GIVEN TEXT:
** start **

What do you think of it?

----------


## sperk

> Here are some questions I've run across on answers.yahoo.com/    
> 			
> 				Where are there any pay fishing lakes in Indiana ?‎
> Where are there any Raves in Atlanta or around ?
> Where are there any pig farms in colchester?
> 			
> 		  Doesn't it seem odd to use existential _there_  in questions with _where_?
> What do you think of it?

 The questions seem a bit clumsy because the asker is really asking two questions: does something exist and if so, where is it. You could also say: Are there any pay fishing lakes in Indiana, and if so, where are they?

----------


## bitpicker

> Here are some questions I've run across on answers.yahoo.com/    
> 			
> 				Where are there any pay fishing lakes in Indiana ?‎
> Where are there any Raves in Atlanta or around ?
> Where are there any pig farms in colchester?
> 			
> 		  Doesn't it seem odd to use existential _there_  in questions with _where_?
> What do you think of it?

 If you left out the 'where' the answer would be 'yes' or 'no', and if you left out the 'there' the answer to the question is contained in the location given in the question - all the questions are therefore correctly phrased, they ask for both existence and location. However, you could rephrase them as, for instance, 'where would I find any Raves in Atlanta?' or somesuch. 
Robin

----------


## Selexin

Sperk, bitpicker, thanks for your replies. 
I got another one to ask, though. 
Would it be natural for a native(!) speaker to come up with a question like: "Where are there any books?"

----------


## sperk

> Sperk, bitpicker, thanks for your replies. 
> I got another one to ask, though. 
> Would it be natural for a native(!) speaker to come up with a question like: "Where are there any books?"

 I can't think of a situation in which that question would arise, in fact it doesn't make any sense.

----------


## Selexin

Can we say: "Where are any books?" 
What is a possible reply?

----------


## basurero

> Can we say: "Where are any books?" 
> What is a possible reply?

 No, it's incorrect.

----------


## rockzmom

> Would it be natural for a native(!) speaker to come up with a question like: "Where are there any books?"

 As much as I don't follow the rules of English, I could not figure out a way to use your sentence   ::   So, I too agree with the others. You also asked for the reply to your possible question.. so  here are some ways of how we might say that question and the reply if you were in a library or maybe a book store. Some are more formal than others Hope this helps!: 
Example 1:
Selexin: Hi, I'm looking for the Maximum Ride books.
Clerk: The series by James Patterson?
Selexin: Yes. Do you have any of those books?

** end **

Records from a data source:

** start **

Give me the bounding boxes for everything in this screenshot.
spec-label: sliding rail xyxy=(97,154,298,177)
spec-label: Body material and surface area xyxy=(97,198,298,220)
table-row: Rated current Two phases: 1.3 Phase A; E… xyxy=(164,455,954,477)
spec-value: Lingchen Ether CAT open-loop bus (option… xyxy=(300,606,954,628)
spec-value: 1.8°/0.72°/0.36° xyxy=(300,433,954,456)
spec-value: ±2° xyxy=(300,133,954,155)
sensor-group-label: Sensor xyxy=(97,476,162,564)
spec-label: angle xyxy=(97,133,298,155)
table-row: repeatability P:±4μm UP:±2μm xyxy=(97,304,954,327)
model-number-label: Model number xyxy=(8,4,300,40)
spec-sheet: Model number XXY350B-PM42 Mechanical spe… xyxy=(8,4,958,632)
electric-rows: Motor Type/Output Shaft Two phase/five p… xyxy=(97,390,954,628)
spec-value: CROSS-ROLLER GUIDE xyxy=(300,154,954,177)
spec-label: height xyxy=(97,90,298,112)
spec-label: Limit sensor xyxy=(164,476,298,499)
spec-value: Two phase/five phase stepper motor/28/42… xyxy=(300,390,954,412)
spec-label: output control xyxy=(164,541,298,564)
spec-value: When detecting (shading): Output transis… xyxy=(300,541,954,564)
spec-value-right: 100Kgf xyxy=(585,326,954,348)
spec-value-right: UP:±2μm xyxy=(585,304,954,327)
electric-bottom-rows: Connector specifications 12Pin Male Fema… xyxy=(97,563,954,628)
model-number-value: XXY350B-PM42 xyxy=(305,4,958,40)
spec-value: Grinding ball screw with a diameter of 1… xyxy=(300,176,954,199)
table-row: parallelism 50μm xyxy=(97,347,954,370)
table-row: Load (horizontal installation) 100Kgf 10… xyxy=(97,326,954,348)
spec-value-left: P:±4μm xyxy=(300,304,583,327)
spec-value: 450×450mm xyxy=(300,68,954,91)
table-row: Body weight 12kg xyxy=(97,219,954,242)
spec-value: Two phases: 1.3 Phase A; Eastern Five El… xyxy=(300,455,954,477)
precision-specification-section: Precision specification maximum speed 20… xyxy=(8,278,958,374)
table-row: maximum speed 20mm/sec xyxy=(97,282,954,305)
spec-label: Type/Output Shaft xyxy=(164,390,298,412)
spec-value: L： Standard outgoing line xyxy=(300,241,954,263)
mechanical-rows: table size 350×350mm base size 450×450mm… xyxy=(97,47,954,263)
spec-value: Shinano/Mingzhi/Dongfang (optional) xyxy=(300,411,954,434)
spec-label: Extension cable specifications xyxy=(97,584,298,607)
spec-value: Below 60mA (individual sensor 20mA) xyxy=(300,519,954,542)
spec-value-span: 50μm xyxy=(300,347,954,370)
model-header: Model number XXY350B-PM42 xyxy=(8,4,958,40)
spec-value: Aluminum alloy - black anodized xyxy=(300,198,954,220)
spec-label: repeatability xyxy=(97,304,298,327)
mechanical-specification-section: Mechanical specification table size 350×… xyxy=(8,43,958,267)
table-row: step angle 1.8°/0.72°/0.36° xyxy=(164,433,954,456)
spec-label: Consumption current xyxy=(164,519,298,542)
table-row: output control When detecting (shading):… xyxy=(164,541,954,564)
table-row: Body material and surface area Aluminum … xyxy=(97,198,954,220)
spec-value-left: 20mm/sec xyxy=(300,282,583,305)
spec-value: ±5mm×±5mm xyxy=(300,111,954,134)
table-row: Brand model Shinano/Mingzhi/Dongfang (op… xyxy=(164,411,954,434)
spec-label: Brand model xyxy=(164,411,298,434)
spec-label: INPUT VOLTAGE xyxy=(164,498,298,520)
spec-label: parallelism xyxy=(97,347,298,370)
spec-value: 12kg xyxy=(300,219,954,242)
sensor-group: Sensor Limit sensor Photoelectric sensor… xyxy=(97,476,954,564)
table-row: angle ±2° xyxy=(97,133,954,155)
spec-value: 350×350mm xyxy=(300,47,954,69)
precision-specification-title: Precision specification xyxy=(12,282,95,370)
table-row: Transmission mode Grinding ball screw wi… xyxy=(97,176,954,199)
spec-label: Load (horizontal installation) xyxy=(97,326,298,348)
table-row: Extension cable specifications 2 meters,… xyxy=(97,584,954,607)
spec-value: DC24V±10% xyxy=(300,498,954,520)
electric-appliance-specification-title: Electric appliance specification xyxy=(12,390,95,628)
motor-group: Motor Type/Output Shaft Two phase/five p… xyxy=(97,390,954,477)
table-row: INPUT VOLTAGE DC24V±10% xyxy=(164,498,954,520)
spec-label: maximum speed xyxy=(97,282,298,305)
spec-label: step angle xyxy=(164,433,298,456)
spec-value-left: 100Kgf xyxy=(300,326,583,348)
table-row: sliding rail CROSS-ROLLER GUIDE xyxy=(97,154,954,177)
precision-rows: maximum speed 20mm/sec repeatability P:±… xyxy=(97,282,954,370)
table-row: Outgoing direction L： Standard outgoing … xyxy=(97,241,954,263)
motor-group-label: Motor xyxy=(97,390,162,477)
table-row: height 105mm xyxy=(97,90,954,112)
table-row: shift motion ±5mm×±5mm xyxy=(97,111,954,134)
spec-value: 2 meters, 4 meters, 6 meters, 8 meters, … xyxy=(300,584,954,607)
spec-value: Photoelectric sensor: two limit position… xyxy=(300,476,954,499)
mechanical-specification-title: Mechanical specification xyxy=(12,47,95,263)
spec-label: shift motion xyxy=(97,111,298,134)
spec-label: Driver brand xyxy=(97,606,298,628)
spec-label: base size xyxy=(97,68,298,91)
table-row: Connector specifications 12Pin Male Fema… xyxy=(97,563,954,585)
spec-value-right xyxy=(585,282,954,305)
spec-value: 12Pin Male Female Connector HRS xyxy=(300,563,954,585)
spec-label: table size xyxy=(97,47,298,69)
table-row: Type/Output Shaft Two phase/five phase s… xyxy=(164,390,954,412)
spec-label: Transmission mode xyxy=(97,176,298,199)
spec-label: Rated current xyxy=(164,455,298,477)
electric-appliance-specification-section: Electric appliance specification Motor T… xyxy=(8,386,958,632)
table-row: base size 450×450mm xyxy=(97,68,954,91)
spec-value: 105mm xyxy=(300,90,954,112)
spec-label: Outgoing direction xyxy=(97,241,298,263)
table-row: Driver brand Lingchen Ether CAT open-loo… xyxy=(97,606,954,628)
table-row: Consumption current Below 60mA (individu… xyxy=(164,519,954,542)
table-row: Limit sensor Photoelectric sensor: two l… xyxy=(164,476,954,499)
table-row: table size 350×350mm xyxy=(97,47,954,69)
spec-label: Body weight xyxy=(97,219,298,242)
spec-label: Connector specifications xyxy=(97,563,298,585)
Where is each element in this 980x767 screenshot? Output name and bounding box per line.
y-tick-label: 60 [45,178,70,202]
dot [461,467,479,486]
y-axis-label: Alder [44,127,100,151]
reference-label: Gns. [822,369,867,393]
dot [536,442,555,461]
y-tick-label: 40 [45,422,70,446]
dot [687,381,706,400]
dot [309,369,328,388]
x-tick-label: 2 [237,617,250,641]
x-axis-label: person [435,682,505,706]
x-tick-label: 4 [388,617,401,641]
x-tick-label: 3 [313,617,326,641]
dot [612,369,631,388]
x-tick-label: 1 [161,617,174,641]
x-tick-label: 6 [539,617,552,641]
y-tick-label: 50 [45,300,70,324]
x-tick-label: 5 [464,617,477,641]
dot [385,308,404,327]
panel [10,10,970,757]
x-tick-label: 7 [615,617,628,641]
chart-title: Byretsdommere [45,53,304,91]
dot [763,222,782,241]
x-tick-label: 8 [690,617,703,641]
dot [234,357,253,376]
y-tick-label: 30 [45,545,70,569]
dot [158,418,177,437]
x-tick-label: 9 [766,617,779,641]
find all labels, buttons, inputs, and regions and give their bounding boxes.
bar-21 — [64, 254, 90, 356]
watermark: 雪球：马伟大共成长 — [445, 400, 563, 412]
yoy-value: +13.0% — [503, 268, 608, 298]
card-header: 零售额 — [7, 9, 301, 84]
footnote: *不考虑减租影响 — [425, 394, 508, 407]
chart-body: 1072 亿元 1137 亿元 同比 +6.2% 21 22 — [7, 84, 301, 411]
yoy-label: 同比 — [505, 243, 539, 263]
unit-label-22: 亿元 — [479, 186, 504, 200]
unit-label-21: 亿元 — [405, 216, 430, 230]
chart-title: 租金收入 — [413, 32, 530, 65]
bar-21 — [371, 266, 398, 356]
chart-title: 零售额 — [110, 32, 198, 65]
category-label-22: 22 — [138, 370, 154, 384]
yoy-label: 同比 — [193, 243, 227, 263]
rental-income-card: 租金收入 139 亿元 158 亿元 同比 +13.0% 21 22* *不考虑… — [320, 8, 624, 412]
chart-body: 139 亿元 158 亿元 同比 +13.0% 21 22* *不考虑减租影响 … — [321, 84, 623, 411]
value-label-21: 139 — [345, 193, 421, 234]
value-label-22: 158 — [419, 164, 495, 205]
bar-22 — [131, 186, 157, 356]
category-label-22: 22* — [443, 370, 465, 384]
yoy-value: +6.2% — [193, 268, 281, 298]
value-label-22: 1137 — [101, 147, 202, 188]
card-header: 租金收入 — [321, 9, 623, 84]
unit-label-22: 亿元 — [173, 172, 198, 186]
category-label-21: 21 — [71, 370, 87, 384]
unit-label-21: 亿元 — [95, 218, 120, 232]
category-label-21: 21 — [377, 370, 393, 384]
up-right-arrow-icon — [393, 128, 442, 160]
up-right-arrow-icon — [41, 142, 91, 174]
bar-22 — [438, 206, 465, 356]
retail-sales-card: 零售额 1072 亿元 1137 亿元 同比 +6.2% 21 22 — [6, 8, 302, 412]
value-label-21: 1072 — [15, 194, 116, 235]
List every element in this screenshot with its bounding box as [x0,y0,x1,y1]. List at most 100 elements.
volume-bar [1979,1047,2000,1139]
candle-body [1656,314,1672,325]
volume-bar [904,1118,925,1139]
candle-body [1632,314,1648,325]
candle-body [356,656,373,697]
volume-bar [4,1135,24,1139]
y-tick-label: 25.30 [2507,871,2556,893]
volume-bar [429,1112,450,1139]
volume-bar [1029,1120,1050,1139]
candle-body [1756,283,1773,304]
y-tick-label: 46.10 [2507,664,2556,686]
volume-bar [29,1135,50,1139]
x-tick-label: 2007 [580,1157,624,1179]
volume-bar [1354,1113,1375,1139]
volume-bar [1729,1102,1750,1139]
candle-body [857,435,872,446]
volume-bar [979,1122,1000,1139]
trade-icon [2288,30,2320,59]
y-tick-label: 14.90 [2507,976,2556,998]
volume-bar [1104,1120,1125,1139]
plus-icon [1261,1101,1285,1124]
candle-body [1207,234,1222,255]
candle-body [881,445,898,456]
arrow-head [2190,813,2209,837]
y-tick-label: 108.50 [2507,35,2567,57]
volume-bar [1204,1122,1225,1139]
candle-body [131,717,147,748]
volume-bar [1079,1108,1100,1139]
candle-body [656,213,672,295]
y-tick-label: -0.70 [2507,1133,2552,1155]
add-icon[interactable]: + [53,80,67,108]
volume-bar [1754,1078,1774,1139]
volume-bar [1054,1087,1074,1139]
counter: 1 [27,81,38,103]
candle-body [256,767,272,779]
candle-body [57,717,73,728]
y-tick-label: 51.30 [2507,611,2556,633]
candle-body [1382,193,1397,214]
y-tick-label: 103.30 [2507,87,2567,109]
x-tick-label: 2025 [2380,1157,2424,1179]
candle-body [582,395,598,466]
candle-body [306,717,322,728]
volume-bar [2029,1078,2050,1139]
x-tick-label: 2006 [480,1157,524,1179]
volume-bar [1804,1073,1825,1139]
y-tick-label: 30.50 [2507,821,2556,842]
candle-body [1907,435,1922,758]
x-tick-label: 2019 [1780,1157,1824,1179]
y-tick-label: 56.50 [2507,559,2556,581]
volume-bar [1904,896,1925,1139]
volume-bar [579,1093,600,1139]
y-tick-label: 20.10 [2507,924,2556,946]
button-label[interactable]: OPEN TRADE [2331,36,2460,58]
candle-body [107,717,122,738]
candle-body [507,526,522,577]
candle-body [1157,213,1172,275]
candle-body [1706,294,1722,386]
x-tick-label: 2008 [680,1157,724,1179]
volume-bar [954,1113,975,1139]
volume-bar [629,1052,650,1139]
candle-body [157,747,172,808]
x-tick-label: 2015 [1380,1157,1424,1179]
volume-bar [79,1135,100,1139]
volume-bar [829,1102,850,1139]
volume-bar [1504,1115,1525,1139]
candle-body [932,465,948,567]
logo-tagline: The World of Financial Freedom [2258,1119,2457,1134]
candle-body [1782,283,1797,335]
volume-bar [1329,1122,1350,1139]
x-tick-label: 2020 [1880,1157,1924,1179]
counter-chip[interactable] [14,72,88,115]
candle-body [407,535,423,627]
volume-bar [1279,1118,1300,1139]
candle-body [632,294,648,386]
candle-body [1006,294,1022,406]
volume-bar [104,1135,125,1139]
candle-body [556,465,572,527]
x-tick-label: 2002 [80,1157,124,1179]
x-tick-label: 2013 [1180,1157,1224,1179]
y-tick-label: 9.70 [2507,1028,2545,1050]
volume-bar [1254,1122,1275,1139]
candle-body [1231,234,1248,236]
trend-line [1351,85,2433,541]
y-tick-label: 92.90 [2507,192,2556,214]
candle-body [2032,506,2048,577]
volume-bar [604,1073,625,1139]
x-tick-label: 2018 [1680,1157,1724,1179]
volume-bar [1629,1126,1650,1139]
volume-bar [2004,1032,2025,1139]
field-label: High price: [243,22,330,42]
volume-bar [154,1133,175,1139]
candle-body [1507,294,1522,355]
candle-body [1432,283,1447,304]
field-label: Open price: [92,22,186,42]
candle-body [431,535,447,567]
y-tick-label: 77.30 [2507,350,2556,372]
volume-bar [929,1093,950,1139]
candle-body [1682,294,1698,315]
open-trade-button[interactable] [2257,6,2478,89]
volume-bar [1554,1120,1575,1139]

** end **

PROMPT 1: List the username of each poster whose name appears as a heading in the forum thread about "there" in "where" questions, giving each name once.
PROMPT 2:
Please answer these questions using the forum thread about "there" in "where" questions, one answer per line, marked (a), (b), (c):
(a) On which website did the opening poster find the questions?
(b) What reply does basurero give to "Where are any books?"
(c) Which book series does the customer ask the clerk about in rockzmom's Example 1?
PROMPT 3: Transcribe the forum thread about "there" in "where" questions from "## rockzmom" up to and including "of those books?".

EXPECTED ANSWER 1:
sperk
bitpicker
Selexin
basurero
rockzmom

EXPECTED ANSWER 2:
(a) answers.yahoo.com
(b) No, it's incorrect.
(c) The Maximum Ride books (the series by James Patterson)

EXPECTED ANSWER 3:
## rockzmom

> Would it be natural for a native(!) speaker to come up with a question like: "Where are there any books?"

 As much as I don't follow the rules of English, I could not figure out a way to use your sentence   ::   So, I too agree with the others. You also asked for the reply to your possible question.. so  here are some ways of how we might say that question and the reply if you were in a library or maybe a book store. Some are more formal than others Hope this helps!: 
Example 1:
Selexin: Hi, I'm looking for the Maximum Ride books.
Clerk: The series by James Patterson?
Selexin: Yes. Do you have any of those books?